◆ DATA PROVIDED:
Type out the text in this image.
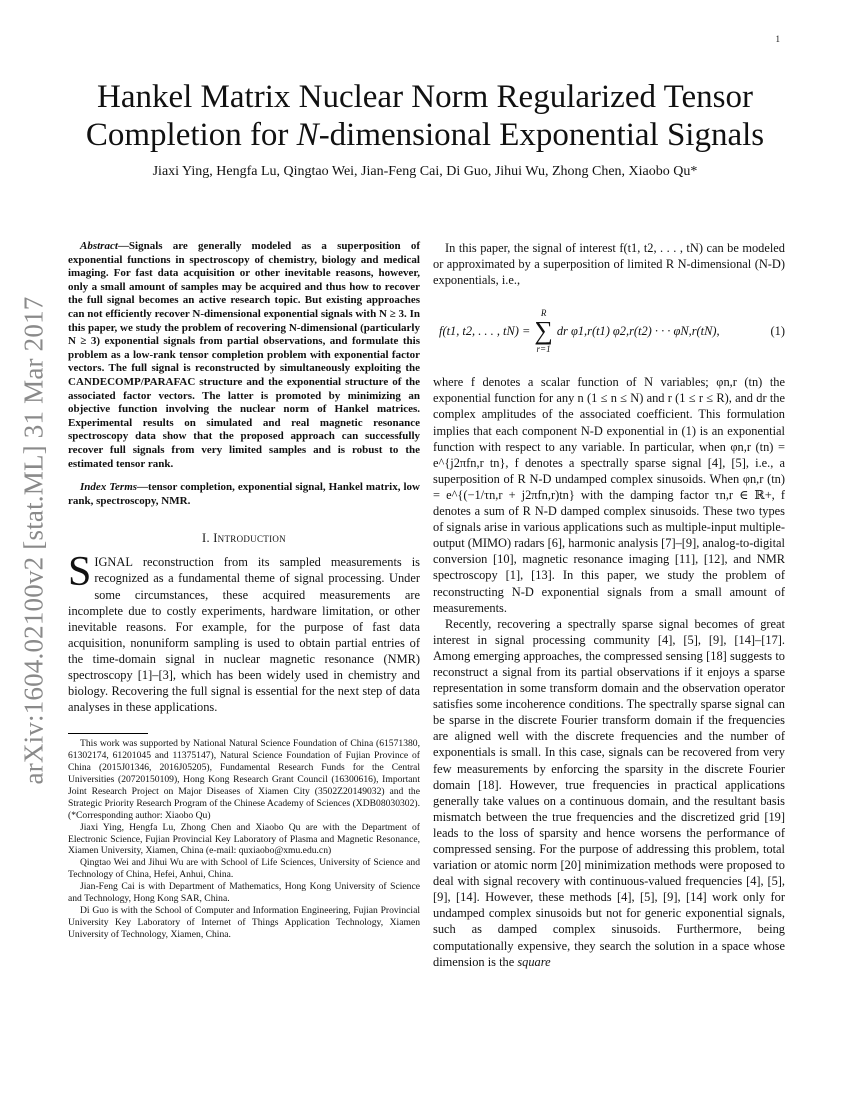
1
arXiv:1604.02100v2 [stat.ML] 31 Mar 2017
Hankel Matrix Nuclear Norm Regularized Tensor
Completion for N-dimensional Exponential Signals
Jiaxi Ying, Hengfa Lu, Qingtao Wei, Jian-Feng Cai, Di Guo, Jihui Wu, Zhong Chen, Xiaobo Qu*

Abstract—Signals are generally modeled as a superposition of exponential functions in spectroscopy of chemistry, biology and medical imaging. For fast data acquisition or other inevitable reasons, however, only a small amount of samples may be acquired and thus how to recover the full signal becomes an active research topic. But existing approaches can not efficiently recover N-dimensional exponential signals with N ≥ 3. In this paper, we study the problem of recovering N-dimensional (particularly N ≥ 3) exponential signals from partial observations, and formulate this problem as a low-rank tensor completion problem with exponential factor vectors. The full signal is reconstructed by simultaneously exploiting the CANDECOMP/PARAFAC structure and the exponential structure of the associated factor vectors. The latter is promoted by minimizing an objective function involving the nuclear norm of Hankel matrices. Experimental results on simulated and real magnetic resonance spectroscopy data show that the proposed approach can successfully recover full signals from very limited samples and is robust to the estimated tensor rank.

Index Terms—tensor completion, exponential signal, Hankel matrix, low rank, spectroscopy, NMR.

I. Introduction

SIGNAL reconstruction from its sampled measurements is recognized as a fundamental theme of signal processing. Under some circumstances, these acquired measurements are incomplete due to costly experiments, hardware limitation, or other inevitable reasons. For example, for the purpose of fast data acquisition, nonuniform sampling is used to obtain partial entries of the time-domain signal in nuclear magnetic resonance (NMR) spectroscopy [1]–[3], which has been widely used in chemistry and biology. Recovering the full signal is essential for the next step of data analyses in these applications.

This work was supported by National Natural Science Foundation of China (61571380, 61302174, 61201045 and 11375147), Natural Science Foundation of Fujian Province of China (2015J01346, 2016J05205), Fundamental Research Funds for the Central Universities (20720150109), Hong Kong Research Grant Council (16300616), Important Joint Research Project on Major Diseases of Xiamen City (3502Z20149032) and the Strategic Priority Research Program of the Chinese Academy of Sciences (XDB08030302).(*Corresponding author: Xiaobo Qu)

Jiaxi Ying, Hengfa Lu, Zhong Chen and Xiaobo Qu are with the Department of Electronic Science, Fujian Provincial Key Laboratory of Plasma and Magnetic Resonance, Xiamen University, Xiamen, China (e-mail: quxiaobo@xmu.edu.cn)

Qingtao Wei and Jihui Wu are with School of Life Sciences, University of Science and Technology of China, Hefei, Anhui, China.

Jian-Feng Cai is with Department of Mathematics, Hong Kong University of Science and Technology, Hong Kong SAR, China.

Di Guo is with the School of Computer and Information Engineering, Fujian Provincial University Key Laboratory of Internet of Things Application Technology, Xiamen University of Technology, Xiamen, China.

In this paper, the signal of interest f(t1, t2, . . . , tN) can be modeled or approximated by a superposition of limited R N-dimensional (N-D) exponentials, i.e.,

f(t1, t2, . . . , tN) =
R
∑
r=1
dr φ1,r(t1) φ2,r(t2) · · · φN,r(tN),	(1)

where f denotes a scalar function of N variables; φn,r (tn) the exponential function for any n (1 ≤ n ≤ N) and r (1 ≤ r ≤ R), and dr the complex amplitudes of the associated coefficient. This formulation implies that each component N-D exponential in (1) is an exponential function with respect to any variable. In particular, when φn,r (tn) = e^{j2πfn,r tn}, f denotes a spectrally sparse signal [4], [5], i.e., a superposition of R N-D undamped complex sinusoids. When φn,r (tn) = e^{(−1/τn,r + j2πfn,r)tn} with the damping factor τn,r ∈ ℝ+, f denotes a sum of R N-D damped complex sinusoids. These two types of signals arise in various applications such as multiple-input multiple-output (MIMO) radars [6], harmonic analysis [7]–[9], analog-to-digital conversion [10], magnetic resonance imaging [11], [12], and NMR spectroscopy [1], [13]. In this paper, we study the problem of reconstructing N-D exponential signals from a small amount of measurements.

Recently, recovering a spectrally sparse signal becomes of great interest in signal processing community [4], [5], [9], [14]–[17]. Among emerging approaches, the compressed sensing [18] suggests to reconstruct a signal from its partial observations if it enjoys a sparse representation in some transform domain and the observation operator satisfies some incoherence conditions. The spectrally sparse signal can be sparse in the discrete Fourier transform domain if the frequencies are aligned well with the discrete frequencies and the number of exponentials is small. In this case, signals can be recovered from very few measurements by enforcing the sparsity in the discrete Fourier domain [18]. However, true frequencies in practical applications generally take values on a continuous domain, and the resultant basis mismatch between the true frequencies and the discretized grid [19] leads to the loss of sparsity and hence worsens the performance of compressed sensing. For the purpose of addressing this problem, total variation or atomic norm [20] minimization methods were proposed to deal with signal recovery with continuous-valued frequencies [4], [5], [9], [14]. However, these methods [4], [5], [9], [14] work only for undamped complex sinusoids but not for generic exponential signals, such as damped complex sinusoids. Furthermore, being computationally expensive, they search the solution in a space whose dimension is the square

◆ GIVEN EXERCISE: Without including any picture, retype the entries exactly.

◆ TASK RESULT:
Type out the text in this image.
1
arXiv:1604.02100v2 [stat.ML] 31 Mar 2017
Hankel Matrix Nuclear Norm Regularized Tensor
Completion for N-dimensional Exponential Signals
Jiaxi Ying, Hengfa Lu, Qingtao Wei, Jian-Feng Cai, Di Guo, Jihui Wu, Zhong Chen, Xiaobo Qu*

Abstract—Signals are generally modeled as a superposition of exponential functions in spectroscopy of chemistry, biology and medical imaging. For fast data acquisition or other inevitable reasons, however, only a small amount of samples may be acquired and thus how to recover the full signal becomes an active research topic. But existing approaches can not efficiently recover N-dimensional exponential signals with N ≥ 3. In this paper, we study the problem of recovering N-dimensional (particularly N ≥ 3) exponential signals from partial observations, and formulate this problem as a low-rank tensor completion problem with exponential factor vectors. The full signal is reconstructed by simultaneously exploiting the CANDECOMP/PARAFAC structure and the exponential structure of the associated factor vectors. The latter is promoted by minimizing an objective function involving the nuclear norm of Hankel matrices. Experimental results on simulated and real magnetic resonance spectroscopy data show that the proposed approach can successfully recover full signals from very limited samples and is robust to the estimated tensor rank.

Index Terms—tensor completion, exponential signal, Hankel matrix, low rank, spectroscopy, NMR.

I. Introduction

SIGNAL reconstruction from its sampled measurements is recognized as a fundamental theme of signal processing. Under some circumstances, these acquired measurements are incomplete due to costly experiments, hardware limitation, or other inevitable reasons. For example, for the purpose of fast data acquisition, nonuniform sampling is used to obtain partial entries of the time-domain signal in nuclear magnetic resonance (NMR) spectroscopy [1]–[3], which has been widely used in chemistry and biology. Recovering the full signal is essential for the next step of data analyses in these applications.

This work was supported by National Natural Science Foundation of China (61571380, 61302174, 61201045 and 11375147), Natural Science Foundation of Fujian Province of China (2015J01346, 2016J05205), Fundamental Research Funds for the Central Universities (20720150109), Hong Kong Research Grant Council (16300616), Important Joint Research Project on Major Diseases of Xiamen City (3502Z20149032) and the Strategic Priority Research Program of the Chinese Academy of Sciences (XDB08030302).(*Corresponding author: Xiaobo Qu)

Jiaxi Ying, Hengfa Lu, Zhong Chen and Xiaobo Qu are with the Department of Electronic Science, Fujian Provincial Key Laboratory of Plasma and Magnetic Resonance, Xiamen University, Xiamen, China (e-mail: quxiaobo@xmu.edu.cn)

Qingtao Wei and Jihui Wu are with School of Life Sciences, University of Science and Technology of China, Hefei, Anhui, China.

Jian-Feng Cai is with Department of Mathematics, Hong Kong University of Science and Technology, Hong Kong SAR, China.

Di Guo is with the School of Computer and Information Engineering, Fujian Provincial University Key Laboratory of Internet of Things Application Technology, Xiamen University of Technology, Xiamen, China.

In this paper, the signal of interest f(t1, t2, . . . , tN) can be modeled or approximated by a superposition of limited R N-dimensional (N-D) exponentials, i.e.,

f(t1, t2, . . . , tN) =
R
∑
r=1
dr φ1,r(t1) φ2,r(t2) · · · φN,r(tN),	(1)

where f denotes a scalar function of N variables; φn,r (tn) the exponential function for any n (1 ≤ n ≤ N) and r (1 ≤ r ≤ R), and dr the complex amplitudes of the associated coefficient. This formulation implies that each component N-D exponential in (1) is an exponential function with respect to any variable. In particular, when φn,r (tn) = e^{j2πfn,r tn}, f denotes a spectrally sparse signal [4], [5], i.e., a superposition of R N-D undamped complex sinusoids. When φn,r (tn) = e^{(−1/τn,r + j2πfn,r)tn} with the damping factor τn,r ∈ ℝ+, f denotes a sum of R N-D damped complex sinusoids. These two types of signals arise in various applications such as multiple-input multiple-output (MIMO) radars [6], harmonic analysis [7]–[9], analog-to-digital conversion [10], magnetic resonance imaging [11], [12], and NMR spectroscopy [1], [13]. In this paper, we study the problem of reconstructing N-D exponential signals from a small amount of measurements.

Recently, recovering a spectrally sparse signal becomes of great interest in signal processing community [4], [5], [9], [14]–[17]. Among emerging approaches, the compressed sensing [18] suggests to reconstruct a signal from its partial observations if it enjoys a sparse representation in some transform domain and the observation operator satisfies some incoherence conditions. The spectrally sparse signal can be sparse in the discrete Fourier transform domain if the frequencies are aligned well with the discrete frequencies and the number of exponentials is small. In this case, signals can be recovered from very few measurements by enforcing the sparsity in the discrete Fourier domain [18]. However, true frequencies in practical applications generally take values on a continuous domain, and the resultant basis mismatch between the true frequencies and the discretized grid [19] leads to the loss of sparsity and hence worsens the performance of compressed sensing. For the purpose of addressing this problem, total variation or atomic norm [20] minimization methods were proposed to deal with signal recovery with continuous-valued frequencies [4], [5], [9], [14]. However, these methods [4], [5], [9], [14] work only for undamped complex sinusoids but not for generic exponential signals, such as damped complex sinusoids. Furthermore, being computationally expensive, they search the solution in a space whose dimension is the square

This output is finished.